[TEXTABSCHNITT]
▼

Die Ruhe vor dem Sturm. (Bild: Hanspeter Zahner)

Die Ruhe vor dem Sturm. (Bild: Hanspeter Zahner)

Das Wetter auf der gesamten Nordhalbkugel entsteht durch die Verteilung von vielen verschiedenen Hoch- und Tiefdruckgebieten. «Grundsätzlich kann man davon ausgehen, dass ungefähr zur Hälfte Luftmassen atlantischen Ursprungs – also aus dem Südwesten, Westen und Nordwesten – das Wetter in Mitteleuropa bestimmen», erklärt Umweltmeteorologe Dirk Schindler von der Uni Freiburg.

Ansonsten bestimmen Luftmassen aus anderen Himmelsrichtungen das Wetter bei uns: beispielsweise sibirische Kaltluft aus dem Osten, Saharaluft aus dem Süden oder polare Kaltluft aus dem Norden, aber auch sogenannte stationäre Luftmassen, die länger über Mitteleuropa verweilen.

«Für einen direkten Zusammenhang zwischen einer nordamerikanischen und mitteleuropäischen Wetterlage käme damit überhaupt nur ein Teil der Westlagen in Frage», so Schindler. «Bei Überqueren des Atlantiks werden diese aber meist sehr stark durch andere Druckgebiete beeinflusst, sodass die Verlagerung eines Kälteeinbruchs nach Mitteleuropa über den Atlantik sehr unwahrscheinlich ist.»

▲

[ZU BEANTWORTENDE FRAGEN]
A – Kopieren Sie aus dem Textabschnitt über das Wetter in Mitteleuropa wörtlich die Passage, die bei "Ansonsten bestimmen Luftmassen" beginnt und bei "über Mitteleuropa verweilen." endet.
B – Beantworten Sie anhand des Textabschnitts über das Wetter in Mitteleuropa diese Fragen:
(i) Welcher Anteil der Luftmassen, die das Wetter in Mitteleuropa bestimmen, ist ungefähr atlantischen Ursprungs?
(ii) Aus welcher Himmelsrichtung kommt die Saharaluft?
(iii) An welcher Universität ist Dirk Schindler tätig?
C – Zählen Sie alle Himmelsrichtungen auf, die im Textabschnitt über das Wetter in Mitteleuropa als Herkunft von Luftmassen genannt werden.

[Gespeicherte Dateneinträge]
▼

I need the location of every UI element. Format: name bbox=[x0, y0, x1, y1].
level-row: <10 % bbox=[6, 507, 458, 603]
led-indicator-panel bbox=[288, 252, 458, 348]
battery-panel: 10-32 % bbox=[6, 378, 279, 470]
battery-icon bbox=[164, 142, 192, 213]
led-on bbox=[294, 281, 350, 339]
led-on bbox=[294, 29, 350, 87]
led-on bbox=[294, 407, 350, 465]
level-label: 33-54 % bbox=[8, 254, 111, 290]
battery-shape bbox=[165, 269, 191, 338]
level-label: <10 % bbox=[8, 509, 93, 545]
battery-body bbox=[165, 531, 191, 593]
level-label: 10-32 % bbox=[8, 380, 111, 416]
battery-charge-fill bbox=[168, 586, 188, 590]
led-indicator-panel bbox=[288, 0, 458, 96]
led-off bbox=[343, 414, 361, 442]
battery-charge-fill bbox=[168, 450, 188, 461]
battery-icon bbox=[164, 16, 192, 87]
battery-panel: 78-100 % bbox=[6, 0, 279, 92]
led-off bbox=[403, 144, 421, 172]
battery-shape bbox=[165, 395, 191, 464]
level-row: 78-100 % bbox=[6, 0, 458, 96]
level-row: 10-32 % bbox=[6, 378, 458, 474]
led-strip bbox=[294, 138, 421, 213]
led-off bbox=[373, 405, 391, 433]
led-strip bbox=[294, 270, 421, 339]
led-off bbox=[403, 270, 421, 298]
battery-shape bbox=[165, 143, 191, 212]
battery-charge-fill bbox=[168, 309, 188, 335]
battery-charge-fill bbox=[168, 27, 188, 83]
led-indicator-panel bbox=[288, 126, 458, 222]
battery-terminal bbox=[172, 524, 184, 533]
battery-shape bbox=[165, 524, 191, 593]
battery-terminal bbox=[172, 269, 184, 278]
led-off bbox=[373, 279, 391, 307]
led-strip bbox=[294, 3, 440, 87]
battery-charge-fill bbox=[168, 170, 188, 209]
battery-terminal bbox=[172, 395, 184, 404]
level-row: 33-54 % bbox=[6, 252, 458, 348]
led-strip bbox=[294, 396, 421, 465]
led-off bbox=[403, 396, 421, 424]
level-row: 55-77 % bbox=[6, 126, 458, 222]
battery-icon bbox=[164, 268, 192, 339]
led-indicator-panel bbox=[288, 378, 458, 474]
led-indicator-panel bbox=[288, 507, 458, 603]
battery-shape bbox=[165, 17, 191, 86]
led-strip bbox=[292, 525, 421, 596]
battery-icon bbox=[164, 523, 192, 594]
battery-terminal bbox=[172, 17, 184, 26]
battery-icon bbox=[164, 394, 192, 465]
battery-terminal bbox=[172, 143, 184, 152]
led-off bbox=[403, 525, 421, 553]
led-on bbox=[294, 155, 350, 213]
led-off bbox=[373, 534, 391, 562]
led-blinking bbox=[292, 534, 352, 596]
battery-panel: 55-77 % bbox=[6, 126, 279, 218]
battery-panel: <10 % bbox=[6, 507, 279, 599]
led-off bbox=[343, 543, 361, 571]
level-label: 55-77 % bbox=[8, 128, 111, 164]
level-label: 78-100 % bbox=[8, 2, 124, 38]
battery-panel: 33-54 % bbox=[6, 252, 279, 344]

▲

[ANTWORTEN]
A –
Ansonsten bestimmen Luftmassen aus anderen Himmelsrichtungen das Wetter bei uns: beispielsweise sibirische Kaltluft aus dem Osten, Saharaluft aus dem Süden oder polare Kaltluft aus dem Norden, aber auch sogenannte stationäre Luftmassen, die länger über Mitteleuropa verweilen.

B –
(i) Ungefähr die Hälfte.
(ii) Aus dem Süden.
(iii) An der Uni Freiburg.

C – Südwesten, Westen, Nordwesten, Osten, Süden, Norden